* _GIVEN REQUEST_
Copy out the entries below precisely; nothing is to be omitted.

_ _ _ _ _

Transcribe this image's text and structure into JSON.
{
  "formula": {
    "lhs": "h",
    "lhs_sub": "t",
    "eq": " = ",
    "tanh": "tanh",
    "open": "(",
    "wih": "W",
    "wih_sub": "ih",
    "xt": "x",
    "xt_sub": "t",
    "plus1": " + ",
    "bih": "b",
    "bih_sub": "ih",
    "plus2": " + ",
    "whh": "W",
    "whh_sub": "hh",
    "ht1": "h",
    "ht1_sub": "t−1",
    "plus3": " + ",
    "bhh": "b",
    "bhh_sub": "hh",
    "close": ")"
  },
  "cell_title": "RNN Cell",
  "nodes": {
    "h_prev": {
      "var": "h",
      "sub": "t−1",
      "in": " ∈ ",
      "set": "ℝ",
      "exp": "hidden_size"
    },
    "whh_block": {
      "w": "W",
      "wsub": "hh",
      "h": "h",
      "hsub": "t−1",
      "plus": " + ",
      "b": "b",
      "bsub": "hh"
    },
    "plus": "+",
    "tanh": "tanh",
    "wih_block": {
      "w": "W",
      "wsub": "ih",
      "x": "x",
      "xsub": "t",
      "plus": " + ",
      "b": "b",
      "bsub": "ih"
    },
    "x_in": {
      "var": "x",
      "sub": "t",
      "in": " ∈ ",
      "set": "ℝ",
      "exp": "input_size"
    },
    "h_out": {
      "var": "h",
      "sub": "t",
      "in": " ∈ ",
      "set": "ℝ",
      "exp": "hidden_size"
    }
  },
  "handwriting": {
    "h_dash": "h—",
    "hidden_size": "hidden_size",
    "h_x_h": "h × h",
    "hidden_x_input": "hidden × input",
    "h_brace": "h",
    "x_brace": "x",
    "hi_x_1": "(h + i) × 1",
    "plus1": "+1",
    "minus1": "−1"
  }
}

_ _ _ _ _

* _TASK ANSWER_
Transcribe this image's text and structure into JSON.
{
  "formula": {
    "lhs": "h",
    "lhs_sub": "t",
    "eq": " = ",
    "tanh": "tanh",
    "open": "(",
    "wih": "W",
    "wih_sub": "ih",
    "xt": "x",
    "xt_sub": "t",
    "plus1": " + ",
    "bih": "b",
    "bih_sub": "ih",
    "plus2": " + ",
    "whh": "W",
    "whh_sub": "hh",
    "ht1": "h",
    "ht1_sub": "t−1",
    "plus3": " + ",
    "bhh": "b",
    "bhh_sub": "hh",
    "close": ")"
  },
  "cell_title": "RNN Cell",
  "nodes": {
    "h_prev": {
      "var": "h",
      "sub": "t−1",
      "in": " ∈ ",
      "set": "ℝ",
      "exp": "hidden_size"
    },
    "whh_block": {
      "w": "W",
      "wsub": "hh",
      "h": "h",
      "hsub": "t−1",
      "plus": " + ",
      "b": "b",
      "bsub": "hh"
    },
    "plus": "+",
    "tanh": "tanh",
    "wih_block": {
      "w": "W",
      "wsub": "ih",
      "x": "x",
      "xsub": "t",
      "plus": " + ",
      "b": "b",
      "bsub": "ih"
    },
    "x_in": {
      "var": "x",
      "sub": "t",
      "in": " ∈ ",
      "set": "ℝ",
      "exp": "input_size"
    },
    "h_out": {
      "var": "h",
      "sub": "t",
      "in": " ∈ ",
      "set": "ℝ",
      "exp": "hidden_size"
    }
  },
  "handwriting": {
    "h_dash": "h—",
    "hidden_size": "hidden_size",
    "h_x_h": "h × h",
    "hidden_x_input": "hidden × input",
    "h_brace": "h",
    "x_brace": "x",
    "hi_x_1": "(h + i) × 1",
    "plus1": "+1",
    "minus1": "−1"
  }
}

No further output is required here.